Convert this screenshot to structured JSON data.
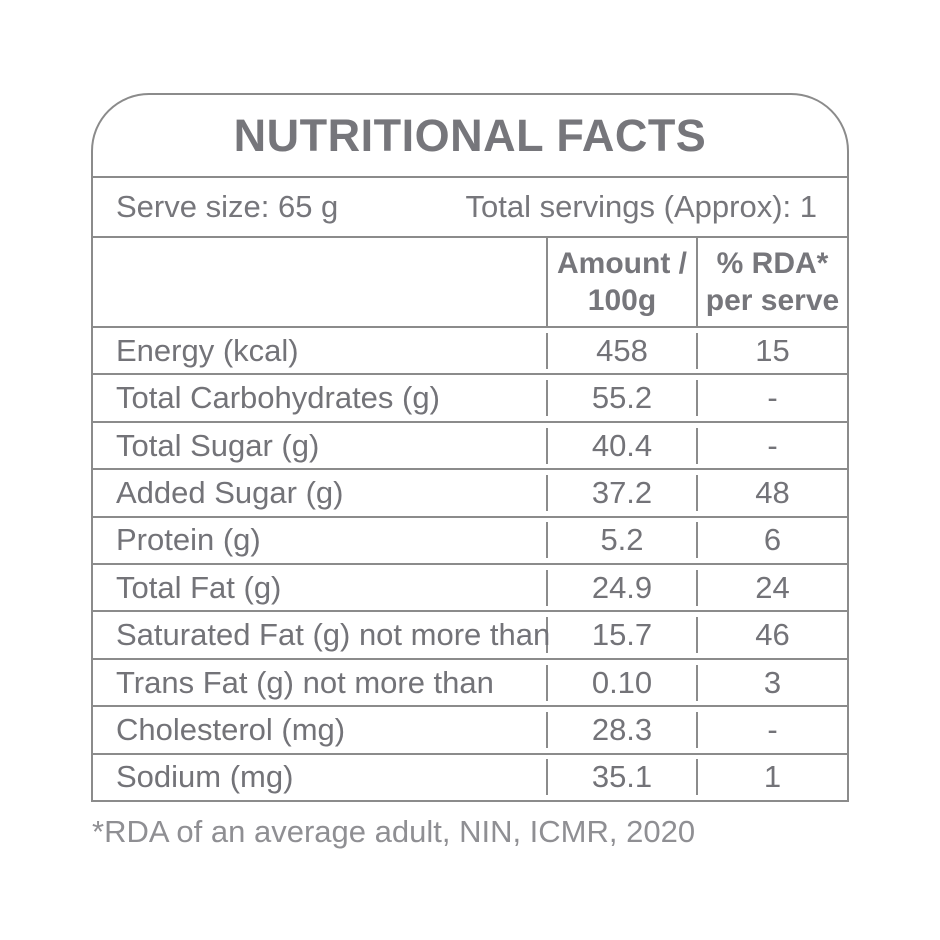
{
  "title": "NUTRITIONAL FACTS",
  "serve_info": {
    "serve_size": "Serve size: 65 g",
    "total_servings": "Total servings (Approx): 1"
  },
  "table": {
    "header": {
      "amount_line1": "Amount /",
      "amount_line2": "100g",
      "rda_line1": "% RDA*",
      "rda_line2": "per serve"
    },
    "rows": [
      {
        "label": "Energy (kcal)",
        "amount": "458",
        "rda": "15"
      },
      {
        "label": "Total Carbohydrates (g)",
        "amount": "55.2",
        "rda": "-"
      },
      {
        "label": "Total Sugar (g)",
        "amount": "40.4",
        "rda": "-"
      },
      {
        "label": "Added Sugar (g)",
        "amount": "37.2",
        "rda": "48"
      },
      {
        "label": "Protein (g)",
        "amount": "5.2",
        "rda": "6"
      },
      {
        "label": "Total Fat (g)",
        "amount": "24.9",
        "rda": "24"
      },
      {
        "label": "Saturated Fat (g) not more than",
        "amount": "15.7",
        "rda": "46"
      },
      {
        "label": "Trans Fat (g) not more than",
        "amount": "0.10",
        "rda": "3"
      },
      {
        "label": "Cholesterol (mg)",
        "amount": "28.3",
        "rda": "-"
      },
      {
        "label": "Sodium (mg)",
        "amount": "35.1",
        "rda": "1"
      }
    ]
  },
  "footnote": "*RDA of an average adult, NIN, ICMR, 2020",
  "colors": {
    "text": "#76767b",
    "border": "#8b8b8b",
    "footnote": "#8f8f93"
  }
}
---
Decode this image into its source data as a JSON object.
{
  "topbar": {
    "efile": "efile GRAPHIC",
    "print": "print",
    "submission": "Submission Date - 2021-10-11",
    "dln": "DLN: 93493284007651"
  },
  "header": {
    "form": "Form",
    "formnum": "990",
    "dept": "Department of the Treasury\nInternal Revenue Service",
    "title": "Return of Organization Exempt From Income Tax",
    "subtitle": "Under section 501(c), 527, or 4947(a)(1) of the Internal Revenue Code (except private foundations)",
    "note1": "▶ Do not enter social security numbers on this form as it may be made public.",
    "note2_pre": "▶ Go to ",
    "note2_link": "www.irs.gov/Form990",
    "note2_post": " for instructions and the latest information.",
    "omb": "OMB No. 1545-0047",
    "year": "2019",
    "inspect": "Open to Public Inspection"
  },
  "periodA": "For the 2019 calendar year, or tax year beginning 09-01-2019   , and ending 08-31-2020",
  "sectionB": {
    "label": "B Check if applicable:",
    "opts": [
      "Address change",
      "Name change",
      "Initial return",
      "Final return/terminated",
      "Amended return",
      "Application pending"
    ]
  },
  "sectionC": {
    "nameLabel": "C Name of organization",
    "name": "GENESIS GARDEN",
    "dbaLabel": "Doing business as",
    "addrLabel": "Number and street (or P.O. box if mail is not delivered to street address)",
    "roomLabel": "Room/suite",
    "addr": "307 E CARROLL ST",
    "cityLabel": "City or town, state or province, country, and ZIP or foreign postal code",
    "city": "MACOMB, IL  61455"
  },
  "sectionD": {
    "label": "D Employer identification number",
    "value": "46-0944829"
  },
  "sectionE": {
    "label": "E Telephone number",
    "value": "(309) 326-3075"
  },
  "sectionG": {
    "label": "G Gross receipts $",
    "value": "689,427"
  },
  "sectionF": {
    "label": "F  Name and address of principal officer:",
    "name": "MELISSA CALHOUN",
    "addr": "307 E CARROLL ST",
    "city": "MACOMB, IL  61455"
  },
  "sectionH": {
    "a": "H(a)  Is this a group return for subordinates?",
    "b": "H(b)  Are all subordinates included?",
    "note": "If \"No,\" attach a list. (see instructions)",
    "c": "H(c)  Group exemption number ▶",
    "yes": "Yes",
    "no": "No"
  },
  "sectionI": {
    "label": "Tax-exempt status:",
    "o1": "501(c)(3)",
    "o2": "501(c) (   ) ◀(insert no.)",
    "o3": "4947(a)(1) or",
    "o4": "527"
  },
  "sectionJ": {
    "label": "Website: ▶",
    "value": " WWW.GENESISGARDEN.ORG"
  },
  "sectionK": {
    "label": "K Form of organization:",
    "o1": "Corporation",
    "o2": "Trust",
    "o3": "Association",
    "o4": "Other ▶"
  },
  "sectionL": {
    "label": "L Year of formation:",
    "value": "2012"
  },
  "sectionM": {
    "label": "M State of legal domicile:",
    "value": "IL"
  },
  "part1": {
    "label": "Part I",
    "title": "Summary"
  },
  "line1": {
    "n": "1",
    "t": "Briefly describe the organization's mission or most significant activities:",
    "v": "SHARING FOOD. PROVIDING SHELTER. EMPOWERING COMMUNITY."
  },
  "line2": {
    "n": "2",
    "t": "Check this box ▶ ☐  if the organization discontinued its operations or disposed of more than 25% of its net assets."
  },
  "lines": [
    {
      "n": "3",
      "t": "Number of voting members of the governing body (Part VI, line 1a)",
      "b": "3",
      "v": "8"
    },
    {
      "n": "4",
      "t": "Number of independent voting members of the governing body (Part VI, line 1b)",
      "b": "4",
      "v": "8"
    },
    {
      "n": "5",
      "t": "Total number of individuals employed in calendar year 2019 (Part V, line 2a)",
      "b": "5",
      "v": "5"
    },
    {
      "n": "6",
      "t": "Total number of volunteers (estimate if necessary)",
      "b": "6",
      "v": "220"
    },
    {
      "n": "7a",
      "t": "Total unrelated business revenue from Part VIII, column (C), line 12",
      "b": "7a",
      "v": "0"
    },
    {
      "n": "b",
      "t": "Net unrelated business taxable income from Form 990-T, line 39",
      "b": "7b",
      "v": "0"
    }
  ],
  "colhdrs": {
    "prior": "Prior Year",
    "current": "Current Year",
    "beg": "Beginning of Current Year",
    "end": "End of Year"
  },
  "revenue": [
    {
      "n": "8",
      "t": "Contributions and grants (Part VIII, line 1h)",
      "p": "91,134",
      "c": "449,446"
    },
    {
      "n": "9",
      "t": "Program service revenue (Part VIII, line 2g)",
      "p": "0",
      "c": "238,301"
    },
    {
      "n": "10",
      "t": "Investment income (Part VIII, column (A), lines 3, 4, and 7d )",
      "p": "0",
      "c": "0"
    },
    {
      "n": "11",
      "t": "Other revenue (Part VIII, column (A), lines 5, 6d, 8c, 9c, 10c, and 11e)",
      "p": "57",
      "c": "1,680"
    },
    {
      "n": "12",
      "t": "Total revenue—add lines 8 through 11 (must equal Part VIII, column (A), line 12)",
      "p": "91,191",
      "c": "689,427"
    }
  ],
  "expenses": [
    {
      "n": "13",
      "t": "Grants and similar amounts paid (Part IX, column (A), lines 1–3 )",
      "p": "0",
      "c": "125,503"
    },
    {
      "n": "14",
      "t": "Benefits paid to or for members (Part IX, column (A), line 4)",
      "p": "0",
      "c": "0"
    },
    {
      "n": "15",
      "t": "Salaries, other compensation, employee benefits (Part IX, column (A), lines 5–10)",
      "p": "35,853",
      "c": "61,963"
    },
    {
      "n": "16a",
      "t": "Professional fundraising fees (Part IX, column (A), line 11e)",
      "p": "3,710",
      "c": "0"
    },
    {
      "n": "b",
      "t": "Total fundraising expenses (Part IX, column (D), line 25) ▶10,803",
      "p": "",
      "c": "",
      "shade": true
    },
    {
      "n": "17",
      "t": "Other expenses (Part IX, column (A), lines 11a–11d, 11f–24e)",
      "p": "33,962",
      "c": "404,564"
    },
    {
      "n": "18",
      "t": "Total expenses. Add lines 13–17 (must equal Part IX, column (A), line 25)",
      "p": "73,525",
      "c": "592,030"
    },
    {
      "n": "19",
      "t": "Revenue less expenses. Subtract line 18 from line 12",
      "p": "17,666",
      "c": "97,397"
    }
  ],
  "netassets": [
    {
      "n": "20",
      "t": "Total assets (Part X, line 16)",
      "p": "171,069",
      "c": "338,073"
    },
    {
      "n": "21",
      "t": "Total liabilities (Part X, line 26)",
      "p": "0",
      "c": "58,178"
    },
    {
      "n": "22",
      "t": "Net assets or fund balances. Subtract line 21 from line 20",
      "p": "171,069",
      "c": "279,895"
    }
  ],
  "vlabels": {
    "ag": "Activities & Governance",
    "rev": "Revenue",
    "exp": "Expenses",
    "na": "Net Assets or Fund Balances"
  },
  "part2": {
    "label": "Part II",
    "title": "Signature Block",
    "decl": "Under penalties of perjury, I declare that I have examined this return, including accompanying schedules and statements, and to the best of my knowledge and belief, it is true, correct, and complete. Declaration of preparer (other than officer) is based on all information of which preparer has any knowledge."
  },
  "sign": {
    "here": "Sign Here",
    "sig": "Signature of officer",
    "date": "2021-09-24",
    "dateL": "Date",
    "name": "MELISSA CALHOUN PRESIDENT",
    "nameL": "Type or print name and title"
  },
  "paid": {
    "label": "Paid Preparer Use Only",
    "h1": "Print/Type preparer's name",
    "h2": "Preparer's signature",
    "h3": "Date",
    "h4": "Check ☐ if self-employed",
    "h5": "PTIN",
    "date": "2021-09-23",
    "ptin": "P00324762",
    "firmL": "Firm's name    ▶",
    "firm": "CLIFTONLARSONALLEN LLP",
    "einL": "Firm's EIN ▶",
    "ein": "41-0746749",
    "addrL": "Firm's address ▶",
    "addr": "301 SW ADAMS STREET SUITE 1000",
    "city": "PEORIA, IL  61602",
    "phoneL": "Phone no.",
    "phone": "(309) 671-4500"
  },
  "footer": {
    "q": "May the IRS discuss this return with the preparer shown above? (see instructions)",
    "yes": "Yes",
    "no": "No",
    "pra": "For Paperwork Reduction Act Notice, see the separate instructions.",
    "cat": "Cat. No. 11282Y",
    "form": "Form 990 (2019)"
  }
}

> About this exercise
After reading the entries above, state the number of lines that contain the word "instructions", adding nothing else.

> Solved exercise
4